## BEGIN INFORMATION SHOWN
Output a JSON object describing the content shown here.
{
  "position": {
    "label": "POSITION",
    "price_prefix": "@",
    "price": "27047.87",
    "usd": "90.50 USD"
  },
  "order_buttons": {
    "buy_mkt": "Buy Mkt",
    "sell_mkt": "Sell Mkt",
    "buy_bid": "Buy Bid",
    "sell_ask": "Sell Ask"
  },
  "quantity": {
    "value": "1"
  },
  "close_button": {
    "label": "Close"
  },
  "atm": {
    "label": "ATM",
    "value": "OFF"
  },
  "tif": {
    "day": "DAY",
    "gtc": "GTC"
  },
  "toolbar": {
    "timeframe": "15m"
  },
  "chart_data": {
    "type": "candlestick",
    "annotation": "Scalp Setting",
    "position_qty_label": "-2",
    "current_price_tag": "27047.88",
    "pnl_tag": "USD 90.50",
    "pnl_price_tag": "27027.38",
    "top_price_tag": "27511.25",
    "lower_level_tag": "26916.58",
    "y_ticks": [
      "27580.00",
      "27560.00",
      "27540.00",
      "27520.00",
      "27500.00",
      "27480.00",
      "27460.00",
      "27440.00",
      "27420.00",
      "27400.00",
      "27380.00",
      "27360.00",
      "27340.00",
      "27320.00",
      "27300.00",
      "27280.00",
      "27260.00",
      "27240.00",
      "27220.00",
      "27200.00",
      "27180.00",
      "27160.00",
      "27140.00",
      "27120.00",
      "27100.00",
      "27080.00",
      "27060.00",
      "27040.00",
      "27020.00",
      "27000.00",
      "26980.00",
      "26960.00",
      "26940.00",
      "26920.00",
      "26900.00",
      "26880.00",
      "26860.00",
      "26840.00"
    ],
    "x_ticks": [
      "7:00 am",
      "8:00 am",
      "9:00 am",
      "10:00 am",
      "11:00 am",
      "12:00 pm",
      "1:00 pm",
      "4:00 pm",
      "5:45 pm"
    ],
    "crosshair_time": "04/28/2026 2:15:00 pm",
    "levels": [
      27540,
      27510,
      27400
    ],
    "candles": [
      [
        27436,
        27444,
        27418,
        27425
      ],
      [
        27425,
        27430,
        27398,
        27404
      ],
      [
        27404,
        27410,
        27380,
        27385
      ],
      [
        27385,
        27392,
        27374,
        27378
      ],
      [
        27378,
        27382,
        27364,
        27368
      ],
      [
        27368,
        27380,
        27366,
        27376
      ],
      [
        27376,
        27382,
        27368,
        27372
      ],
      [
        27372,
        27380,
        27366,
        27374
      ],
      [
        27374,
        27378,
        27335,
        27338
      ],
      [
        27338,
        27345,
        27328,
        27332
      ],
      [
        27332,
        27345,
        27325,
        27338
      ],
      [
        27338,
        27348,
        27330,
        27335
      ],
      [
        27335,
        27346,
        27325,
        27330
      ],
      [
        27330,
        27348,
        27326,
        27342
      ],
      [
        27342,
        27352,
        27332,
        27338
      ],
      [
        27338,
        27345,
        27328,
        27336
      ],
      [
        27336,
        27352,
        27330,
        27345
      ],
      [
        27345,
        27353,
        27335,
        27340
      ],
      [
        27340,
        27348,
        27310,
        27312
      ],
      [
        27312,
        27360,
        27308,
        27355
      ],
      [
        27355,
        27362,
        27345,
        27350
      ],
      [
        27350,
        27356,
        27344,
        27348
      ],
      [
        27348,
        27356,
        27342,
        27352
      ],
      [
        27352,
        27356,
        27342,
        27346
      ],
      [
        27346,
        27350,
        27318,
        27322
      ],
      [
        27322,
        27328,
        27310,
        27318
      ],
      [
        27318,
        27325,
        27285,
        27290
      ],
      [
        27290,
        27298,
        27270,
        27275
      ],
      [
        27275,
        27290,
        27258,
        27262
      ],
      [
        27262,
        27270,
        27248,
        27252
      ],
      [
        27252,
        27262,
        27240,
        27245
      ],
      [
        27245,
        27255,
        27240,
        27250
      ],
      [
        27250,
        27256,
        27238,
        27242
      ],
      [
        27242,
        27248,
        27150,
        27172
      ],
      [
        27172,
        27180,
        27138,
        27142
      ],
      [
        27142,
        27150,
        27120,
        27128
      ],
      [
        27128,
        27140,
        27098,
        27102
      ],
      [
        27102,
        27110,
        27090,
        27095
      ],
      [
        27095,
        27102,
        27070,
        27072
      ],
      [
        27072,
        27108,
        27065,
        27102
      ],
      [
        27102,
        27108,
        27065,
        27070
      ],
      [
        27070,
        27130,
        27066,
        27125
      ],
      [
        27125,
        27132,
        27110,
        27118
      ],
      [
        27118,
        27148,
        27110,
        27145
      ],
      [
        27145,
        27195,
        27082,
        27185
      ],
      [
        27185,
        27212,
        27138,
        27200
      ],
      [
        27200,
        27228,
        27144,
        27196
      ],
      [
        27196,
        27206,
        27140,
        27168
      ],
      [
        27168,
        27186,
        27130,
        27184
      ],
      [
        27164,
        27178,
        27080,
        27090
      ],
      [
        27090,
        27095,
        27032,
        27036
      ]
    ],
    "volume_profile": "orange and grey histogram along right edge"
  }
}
## END INFORMATION SHOWN
▸ INSTRUCTION: Transcribe the material above in its entirety. Match it exactly.

▸ EXPECTED ANSWER:
Output a JSON object describing the content shown here.
{
  "position": {
    "label": "POSITION",
    "price_prefix": "@",
    "price": "27047.87",
    "usd": "90.50 USD"
  },
  "order_buttons": {
    "buy_mkt": "Buy Mkt",
    "sell_mkt": "Sell Mkt",
    "buy_bid": "Buy Bid",
    "sell_ask": "Sell Ask"
  },
  "quantity": {
    "value": "1"
  },
  "close_button": {
    "label": "Close"
  },
  "atm": {
    "label": "ATM",
    "value": "OFF"
  },
  "tif": {
    "day": "DAY",
    "gtc": "GTC"
  },
  "toolbar": {
    "timeframe": "15m"
  },
  "chart_data": {
    "type": "candlestick",
    "annotation": "Scalp Setting",
    "position_qty_label": "-2",
    "current_price_tag": "27047.88",
    "pnl_tag": "USD 90.50",
    "pnl_price_tag": "27027.38",
    "top_price_tag": "27511.25",
    "lower_level_tag": "26916.58",
    "y_ticks": [
      "27580.00",
      "27560.00",
      "27540.00",
      "27520.00",
      "27500.00",
      "27480.00",
      "27460.00",
      "27440.00",
      "27420.00",
      "27400.00",
      "27380.00",
      "27360.00",
      "27340.00",
      "27320.00",
      "27300.00",
      "27280.00",
      "27260.00",
      "27240.00",
      "27220.00",
      "27200.00",
      "27180.00",
      "27160.00",
      "27140.00",
      "27120.00",
      "27100.00",
      "27080.00",
      "27060.00",
      "27040.00",
      "27020.00",
      "27000.00",
      "26980.00",
      "26960.00",
      "26940.00",
      "26920.00",
      "26900.00",
      "26880.00",
      "26860.00",
      "26840.00"
    ],
    "x_ticks": [
      "7:00 am",
      "8:00 am",
      "9:00 am",
      "10:00 am",
      "11:00 am",
      "12:00 pm",
      "1:00 pm",
      "4:00 pm",
      "5:45 pm"
    ],
    "crosshair_time": "04/28/2026 2:15:00 pm",
    "levels": [
      27540,
      27510,
      27400
    ],
    "candles": [
      [
        27436,
        27444,
        27418,
        27425
      ],
      [
        27425,
        27430,
        27398,
        27404
      ],
      [
        27404,
        27410,
        27380,
        27385
      ],
      [
        27385,
        27392,
        27374,
        27378
      ],
      [
        27378,
        27382,
        27364,
        27368
      ],
      [
        27368,
        27380,
        27366,
        27376
      ],
      [
        27376,
        27382,
        27368,
        27372
      ],
      [
        27372,
        27380,
        27366,
        27374
      ],
      [
        27374,
        27378,
        27335,
        27338
      ],
      [
        27338,
        27345,
        27328,
        27332
      ],
      [
        27332,
        27345,
        27325,
        27338
      ],
      [
        27338,
        27348,
        27330,
        27335
      ],
      [
        27335,
        27346,
        27325,
        27330
      ],
      [
        27330,
        27348,
        27326,
        27342
      ],
      [
        27342,
        27352,
        27332,
        27338
      ],
      [
        27338,
        27345,
        27328,
        27336
      ],
      [
        27336,
        27352,
        27330,
        27345
      ],
      [
        27345,
        27353,
        27335,
        27340
      ],
      [
        27340,
        27348,
        27310,
        27312
      ],
      [
        27312,
        27360,
        27308,
        27355
      ],
      [
        27355,
        27362,
        27345,
        27350
      ],
      [
        27350,
        27356,
        27344,
        27348
      ],
      [
        27348,
        27356,
        27342,
        27352
      ],
      [
        27352,
        27356,
        27342,
        27346
      ],
      [
        27346,
        27350,
        27318,
        27322
      ],
      [
        27322,
        27328,
        27310,
        27318
      ],
      [
        27318,
        27325,
        27285,
        27290
      ],
      [
        27290,
        27298,
        27270,
        27275
      ],
      [
        27275,
        27290,
        27258,
        27262
      ],
      [
        27262,
        27270,
        27248,
        27252
      ],
      [
        27252,
        27262,
        27240,
        27245
      ],
      [
        27245,
        27255,
        27240,
        27250
      ],
      [
        27250,
        27256,
        27238,
        27242
      ],
      [
        27242,
        27248,
        27150,
        27172
      ],
      [
        27172,
        27180,
        27138,
        27142
      ],
      [
        27142,
        27150,
        27120,
        27128
      ],
      [
        27128,
        27140,
        27098,
        27102
      ],
      [
        27102,
        27110,
        27090,
        27095
      ],
      [
        27095,
        27102,
        27070,
        27072
      ],
      [
        27072,
        27108,
        27065,
        27102
      ],
      [
        27102,
        27108,
        27065,
        27070
      ],
      [
        27070,
        27130,
        27066,
        27125
      ],
      [
        27125,
        27132,
        27110,
        27118
      ],
      [
        27118,
        27148,
        27110,
        27145
      ],
      [
        27145,
        27195,
        27082,
        27185
      ],
      [
        27185,
        27212,
        27138,
        27200
      ],
      [
        27200,
        27228,
        27144,
        27196
      ],
      [
        27196,
        27206,
        27140,
        27168
      ],
      [
        27168,
        27186,
        27130,
        27184
      ],
      [
        27164,
        27178,
        27080,
        27090
      ],
      [
        27090,
        27095,
        27032,
        27036
      ]
    ],
    "volume_profile": "orange and grey histogram along right edge"
  }
}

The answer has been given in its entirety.